___ Supplied material
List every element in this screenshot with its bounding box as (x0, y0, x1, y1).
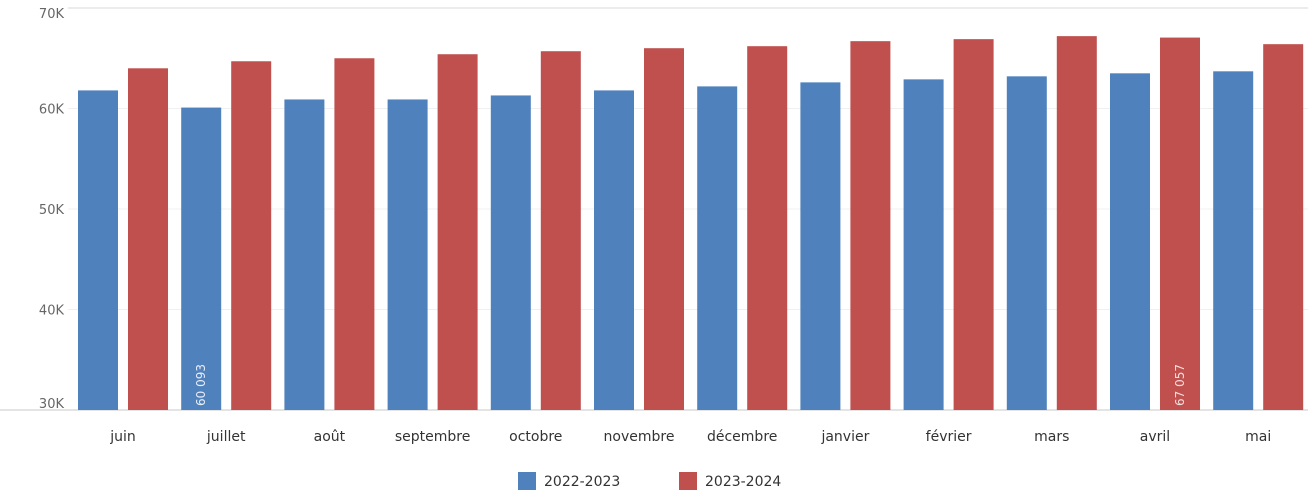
legend-item-1[interactable]: 2022-2023 (518, 472, 620, 490)
bar-series1[interactable] (78, 90, 118, 410)
bar-series1[interactable] (1110, 73, 1150, 410)
bar-series1[interactable] (284, 99, 325, 410)
bar-series2[interactable] (231, 61, 272, 410)
x-tick-label: août (314, 429, 346, 445)
bar-series1[interactable] (181, 107, 222, 410)
bar-series2[interactable] (540, 51, 581, 411)
x-tick-label: juillet (206, 429, 246, 445)
bar-series1[interactable] (903, 79, 944, 410)
y-tick-label: 70K (39, 7, 65, 22)
x-tick-label: juin (109, 429, 136, 445)
legend-label: 2022-2023 (544, 474, 620, 490)
x-tick-label: janvier (820, 429, 869, 445)
x-tick-label: octobre (509, 429, 562, 445)
x-tick-label: février (926, 429, 972, 445)
legend-swatch (518, 472, 536, 490)
x-tick-label: avril (1140, 429, 1170, 445)
bar-series2[interactable] (1160, 37, 1200, 410)
x-tick-label: septembre (395, 429, 470, 445)
bar-series1[interactable] (387, 99, 428, 410)
bar-series1[interactable] (1213, 71, 1254, 410)
x-tick-label: novembre (604, 429, 675, 445)
y-tick-label: 60K (39, 103, 65, 118)
y-axis: 30K 40K 50K 60K 70K (39, 7, 65, 412)
x-tick-label: décembre (707, 429, 777, 445)
bar-series1[interactable] (800, 82, 841, 411)
x-tick-label: mars (1034, 429, 1069, 445)
bar-series2[interactable] (128, 68, 168, 411)
bar-series2[interactable] (850, 41, 891, 410)
legend-item-2[interactable]: 2023-2024 (679, 472, 781, 490)
bar-series2[interactable] (437, 54, 478, 410)
legend[interactable]: 2022-2023 2023-2024 (518, 472, 781, 490)
bar-series1[interactable] (697, 86, 738, 410)
x-axis: juin juillet août septembre octobre novembre d… (109, 429, 1271, 445)
bar-series2[interactable] (1263, 44, 1304, 411)
bar-series2[interactable] (1056, 36, 1097, 410)
bars (78, 36, 1304, 411)
bar-series2[interactable] (334, 58, 375, 410)
legend-label: 2023-2024 (705, 474, 781, 490)
bar-series2[interactable] (644, 48, 684, 410)
bar-series1[interactable] (594, 90, 634, 410)
bar-series2[interactable] (747, 46, 788, 410)
data-label: 67 057 (1173, 364, 1187, 406)
y-tick-label: 50K (39, 203, 65, 218)
bar-series1[interactable] (1006, 76, 1047, 410)
x-tick-label: mai (1245, 429, 1271, 445)
data-labels: 60 093 67 057 (194, 364, 1187, 406)
bar-series2[interactable] (953, 39, 994, 410)
legend-swatch (679, 472, 697, 490)
data-label: 60 093 (194, 364, 208, 406)
y-tick-label: 40K (39, 304, 65, 319)
y-tick-label: 30K (39, 397, 65, 412)
bar-series1[interactable] (490, 95, 531, 410)
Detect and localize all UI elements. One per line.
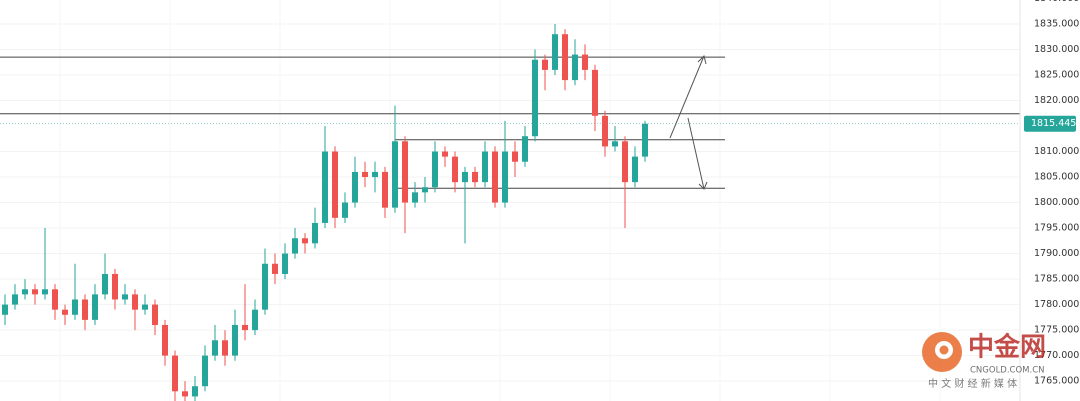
site: CNGOLD.COM.CN bbox=[970, 366, 1045, 376]
candle-body bbox=[622, 141, 628, 183]
arrow-head bbox=[698, 181, 708, 190]
y-tick-label: 1840.000 bbox=[1034, 0, 1079, 4]
candle-body bbox=[262, 263, 268, 310]
watermark: 中金网 CNGOLD.COM.CN 中 文 财 经 新 媒 体 bbox=[922, 332, 1046, 390]
candles bbox=[2, 23, 648, 401]
levels bbox=[0, 56, 1020, 189]
y-tick-label: 1825.000 bbox=[1034, 69, 1079, 80]
candle-body bbox=[92, 294, 98, 320]
candle-body bbox=[42, 289, 48, 295]
logo-dot bbox=[939, 345, 949, 355]
y-tick-label: 1810.000 bbox=[1034, 146, 1079, 157]
candle-body bbox=[612, 141, 618, 147]
candle-body bbox=[392, 141, 398, 208]
slogan: 中 文 财 经 新 媒 体 bbox=[928, 377, 1017, 390]
candle-body bbox=[112, 273, 118, 300]
candle-body bbox=[222, 340, 228, 356]
y-tick-label: 1780.000 bbox=[1034, 299, 1079, 310]
candle-body bbox=[32, 289, 38, 295]
arrow-down bbox=[687, 117, 705, 190]
candle-body bbox=[602, 115, 608, 147]
y-tick-label: 1800.000 bbox=[1034, 197, 1079, 208]
y-tick-label: 1820.000 bbox=[1034, 95, 1079, 106]
arrow-head bbox=[697, 55, 707, 65]
y-axis: 1840.000 1835.000 1830.000 1825.000 1820.000… bbox=[1024, 0, 1079, 387]
candle-body bbox=[2, 304, 8, 315]
candle-body bbox=[632, 156, 638, 183]
y-tick-label: 1795.000 bbox=[1034, 223, 1079, 234]
candle-body bbox=[232, 324, 238, 356]
candle-body bbox=[532, 59, 538, 137]
candle-body bbox=[572, 54, 578, 81]
candle-body bbox=[382, 171, 388, 208]
candle-body bbox=[52, 289, 58, 310]
candle-body bbox=[312, 222, 318, 244]
candle-body bbox=[302, 238, 308, 244]
candle-body bbox=[172, 355, 178, 392]
candle-body bbox=[372, 171, 378, 178]
candle-body bbox=[412, 192, 418, 203]
candle-body bbox=[242, 324, 248, 331]
last-price-box bbox=[1024, 115, 1076, 132]
candle-body bbox=[22, 289, 28, 295]
brand: 中金网 bbox=[968, 332, 1046, 363]
y-tick-label: 1765.000 bbox=[1034, 376, 1079, 387]
candle-body bbox=[432, 151, 438, 188]
candle-body bbox=[102, 273, 108, 295]
candle-body bbox=[152, 304, 158, 325]
y-tick-label: 1790.000 bbox=[1034, 248, 1079, 259]
candle-body bbox=[182, 391, 188, 397]
candle-body bbox=[442, 151, 448, 157]
candle-body bbox=[322, 151, 328, 223]
candle-body bbox=[592, 69, 598, 116]
candle-body bbox=[132, 294, 138, 310]
candle-body bbox=[492, 151, 498, 203]
y-tick-label: 1830.000 bbox=[1034, 44, 1079, 55]
candle-body bbox=[362, 171, 368, 178]
candle-body bbox=[352, 171, 358, 203]
y-tick-label: 1805.000 bbox=[1034, 172, 1079, 183]
candle-body bbox=[342, 202, 348, 218]
y-tick-label: 1785.000 bbox=[1034, 274, 1079, 285]
candle-body bbox=[422, 187, 428, 193]
candle-body bbox=[542, 59, 548, 70]
candle-body bbox=[82, 299, 88, 320]
candle-body bbox=[212, 340, 218, 356]
candle-body bbox=[502, 151, 508, 203]
candle-body bbox=[552, 34, 558, 70]
grid bbox=[0, 23, 1020, 382]
y-tick-label: 1835.000 bbox=[1034, 18, 1079, 29]
candle-body bbox=[282, 253, 288, 274]
y-tick-label: 1770.000 bbox=[1034, 350, 1079, 361]
candle-body bbox=[192, 386, 198, 397]
candle-body bbox=[272, 263, 278, 274]
candle-body bbox=[332, 151, 338, 218]
arrows bbox=[669, 55, 708, 190]
candle-body bbox=[562, 34, 568, 81]
arrow-up bbox=[669, 55, 705, 139]
candle-body bbox=[162, 324, 168, 356]
candle-body bbox=[252, 309, 258, 331]
candle-body bbox=[292, 238, 298, 254]
candle-body bbox=[452, 156, 458, 183]
last-price-label: 1815.445 bbox=[1031, 118, 1076, 129]
candle-body bbox=[472, 171, 478, 183]
candle-body bbox=[12, 294, 18, 305]
y-tick-label: 1775.000 bbox=[1034, 325, 1079, 336]
candle-body bbox=[62, 309, 68, 315]
candle-body bbox=[642, 123, 648, 157]
candle-body bbox=[72, 299, 78, 315]
candle-body bbox=[522, 136, 528, 162]
candle-body bbox=[202, 355, 208, 387]
candle-body bbox=[142, 304, 148, 310]
candle-body bbox=[482, 151, 488, 183]
candle-body bbox=[462, 171, 468, 183]
candle-body bbox=[512, 151, 518, 162]
candle-body bbox=[122, 294, 128, 300]
candle-body bbox=[402, 141, 408, 203]
candle-body bbox=[582, 54, 588, 70]
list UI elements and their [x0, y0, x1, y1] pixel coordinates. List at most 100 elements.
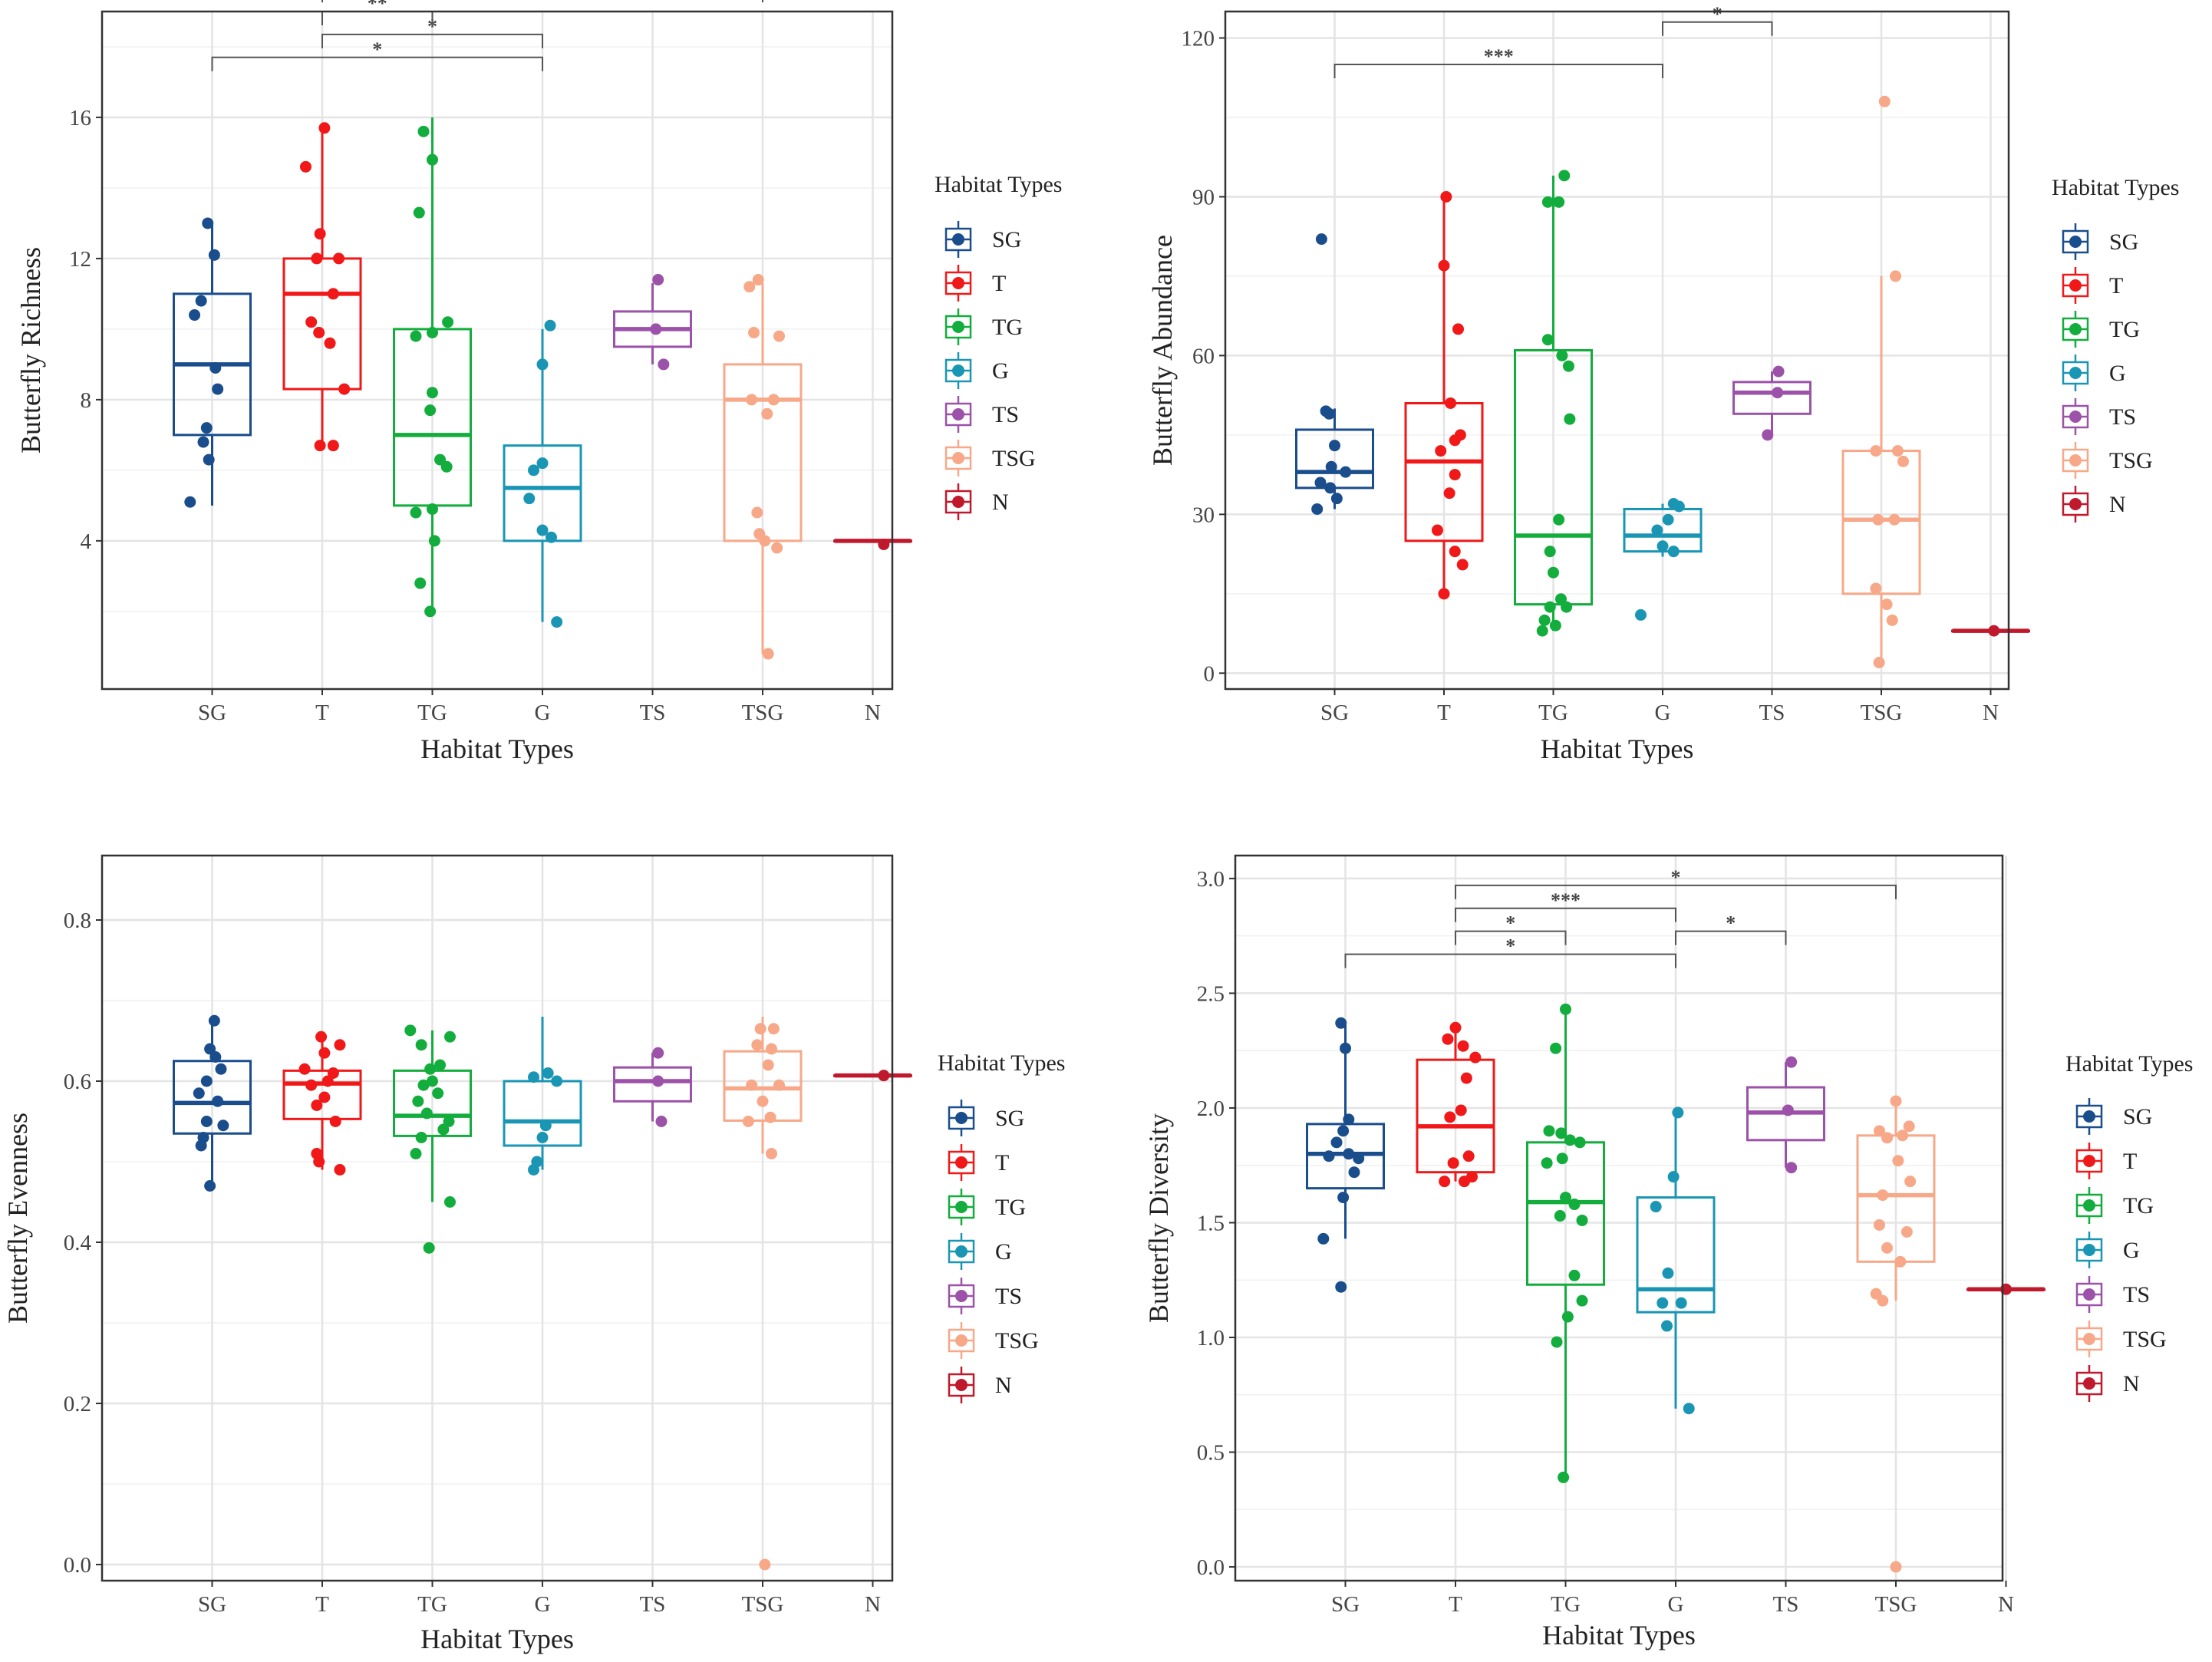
- data-point: [424, 404, 437, 417]
- data-point: [1782, 1104, 1794, 1116]
- data-point: [1785, 1162, 1798, 1174]
- y-tick-label: 0.0: [1197, 1555, 1225, 1580]
- legend-key-point: [952, 408, 964, 420]
- data-point: [1662, 513, 1674, 526]
- box-body: [503, 444, 582, 542]
- data-point: [338, 383, 351, 395]
- data-point: [1541, 1157, 1553, 1169]
- data-point: [417, 1079, 430, 1091]
- data-point: [318, 122, 331, 134]
- chart-panel-4: ** *****0.00.51.01.52.02.53.0SG T TG G TS TSG N…: [1143, 854, 2193, 1650]
- legend-item-T: T: [948, 1144, 1009, 1181]
- points-TS: [650, 274, 670, 371]
- data-point: [1988, 625, 2000, 637]
- significance-label: *: [372, 38, 382, 61]
- box-body: [1416, 1058, 1495, 1174]
- data-point: [1457, 1040, 1469, 1052]
- legend-label: TG: [992, 315, 1023, 340]
- data-point: [1323, 407, 1335, 420]
- data-point: [536, 457, 549, 470]
- significance-bracket: *: [1662, 3, 1773, 36]
- data-point: [528, 1164, 540, 1176]
- data-point: [1667, 546, 1680, 558]
- points-SG: [184, 217, 224, 508]
- data-point: [1560, 1003, 1571, 1015]
- data-point: [299, 160, 312, 173]
- legend-key-point: [2069, 236, 2082, 248]
- y-tick-label: 3.0: [1197, 867, 1225, 892]
- data-point: [1541, 196, 1554, 208]
- data-point: [1661, 1320, 1673, 1332]
- legend-key-point: [2069, 323, 2082, 335]
- data-point: [1449, 434, 1461, 447]
- data-point: [1439, 1176, 1451, 1188]
- significance-label: ***: [1551, 889, 1581, 912]
- data-point: [1553, 196, 1565, 208]
- data-point: [1886, 614, 1898, 626]
- data-point: [1873, 1125, 1885, 1137]
- panel-border: [1224, 10, 2010, 691]
- data-point: [1762, 429, 1774, 441]
- data-point: [1314, 477, 1327, 489]
- data-point: [1873, 657, 1885, 669]
- data-point: [327, 440, 339, 452]
- data-point: [1650, 1201, 1662, 1213]
- x-tick-label: N: [1983, 701, 1999, 725]
- legend-item-N: N: [2062, 486, 2126, 523]
- y-tick-label: 8: [81, 388, 92, 413]
- significance-bracket: *: [1344, 935, 1676, 968]
- legend-label: N: [995, 1373, 1012, 1398]
- legend-item-G: G: [944, 352, 1009, 389]
- data-point: [327, 1067, 339, 1079]
- points-N: [878, 538, 890, 550]
- legend: Habitat Types SG T TG G TS TSG N: [935, 172, 1062, 520]
- legend-label: TSG: [2123, 1327, 2167, 1352]
- legend-label: T: [995, 1150, 1009, 1176]
- data-point: [420, 1107, 433, 1120]
- legend-label: G: [2123, 1238, 2140, 1263]
- box-body: [723, 1050, 803, 1122]
- data-point: [321, 1075, 334, 1087]
- significance-bracket: *: [1455, 912, 1567, 945]
- y-tick-label: 60: [1192, 344, 1215, 368]
- legend-item-SG: SG: [948, 1100, 1024, 1136]
- data-point: [1460, 1072, 1472, 1084]
- data-point: [1683, 1403, 1695, 1415]
- legend-item-TG: TG: [948, 1189, 1026, 1225]
- y-axis-title: Butterfly Diversity: [1143, 1113, 1174, 1323]
- legend-item-TS: TS: [2075, 1276, 2150, 1313]
- data-point: [743, 281, 756, 293]
- legend-key-point: [955, 1290, 968, 1302]
- legend-label: TS: [992, 402, 1019, 427]
- legend-item-TSG: TSG: [944, 440, 1036, 477]
- legend-label: T: [992, 271, 1006, 296]
- data-point: [878, 1070, 890, 1082]
- data-point: [1562, 360, 1574, 372]
- y-tick-label: 0.8: [64, 908, 91, 933]
- data-point: [315, 1031, 328, 1043]
- data-point: [759, 535, 771, 547]
- data-point: [759, 1558, 771, 1571]
- data-point: [764, 1111, 776, 1123]
- data-point: [1554, 1210, 1566, 1222]
- x-tick-label: TS: [640, 701, 666, 725]
- legend-key-point: [955, 1112, 968, 1124]
- data-point: [404, 1024, 417, 1037]
- y-tick-label: 0.5: [1197, 1441, 1225, 1466]
- x-tick-label: T: [315, 701, 329, 725]
- data-point: [1551, 1336, 1563, 1348]
- data-point: [197, 436, 209, 448]
- x-tick-label: T: [315, 1592, 329, 1617]
- data-point: [536, 358, 549, 371]
- data-point: [1337, 1192, 1350, 1204]
- points-TS: [652, 1047, 668, 1127]
- significance-label: ***: [1484, 45, 1514, 68]
- points-G: [1650, 1106, 1695, 1415]
- significance-bracket: ***: [1455, 889, 1676, 922]
- data-point: [1897, 455, 1909, 467]
- points-T: [298, 1031, 346, 1176]
- legend-item-TSG: TSG: [2062, 442, 2153, 479]
- legend-key-point: [2083, 1155, 2095, 1167]
- data-point: [1576, 1294, 1588, 1307]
______
Exercise instructions ▸
Please copy out the stretch of the material from the line containing "- data-point: [424, 404, 437, 417]" through the line containing "- data-point: [528, 1164, 540, 1176]", swapping "box-body" for "box-region" and leaving everything else as is.

Solution ▸
- data-point: [424, 404, 437, 417]
- data-point: [1782, 1104, 1794, 1116]
- data-point: [1785, 1162, 1798, 1174]
- y-tick-label: 0.0: [1197, 1555, 1225, 1580]
- legend-key-point: [952, 408, 964, 420]
- data-point: [1662, 513, 1674, 526]
- box-region: [503, 444, 582, 542]
- data-point: [338, 383, 351, 395]
- data-point: [1541, 1157, 1553, 1169]
- data-point: [417, 1079, 430, 1091]
- data-point: [318, 122, 331, 134]
- chart-panel-4: ** *****0.00.51.01.52.02.53.0SG T TG G TS TSG N…: [1143, 854, 2193, 1650]
- legend-item-T: T: [948, 1144, 1009, 1181]
- points-TS: [650, 274, 670, 371]
- data-point: [1988, 625, 2000, 637]
- significance-label: *: [372, 38, 382, 61]
- box-region: [1416, 1058, 1495, 1174]
- data-point: [1457, 1040, 1469, 1052]
- legend-label: TG: [992, 315, 1023, 340]
- data-point: [1323, 407, 1335, 420]
- data-point: [536, 457, 549, 470]
- significance-bracket: *: [1662, 3, 1773, 36]
- data-point: [528, 1164, 540, 1176]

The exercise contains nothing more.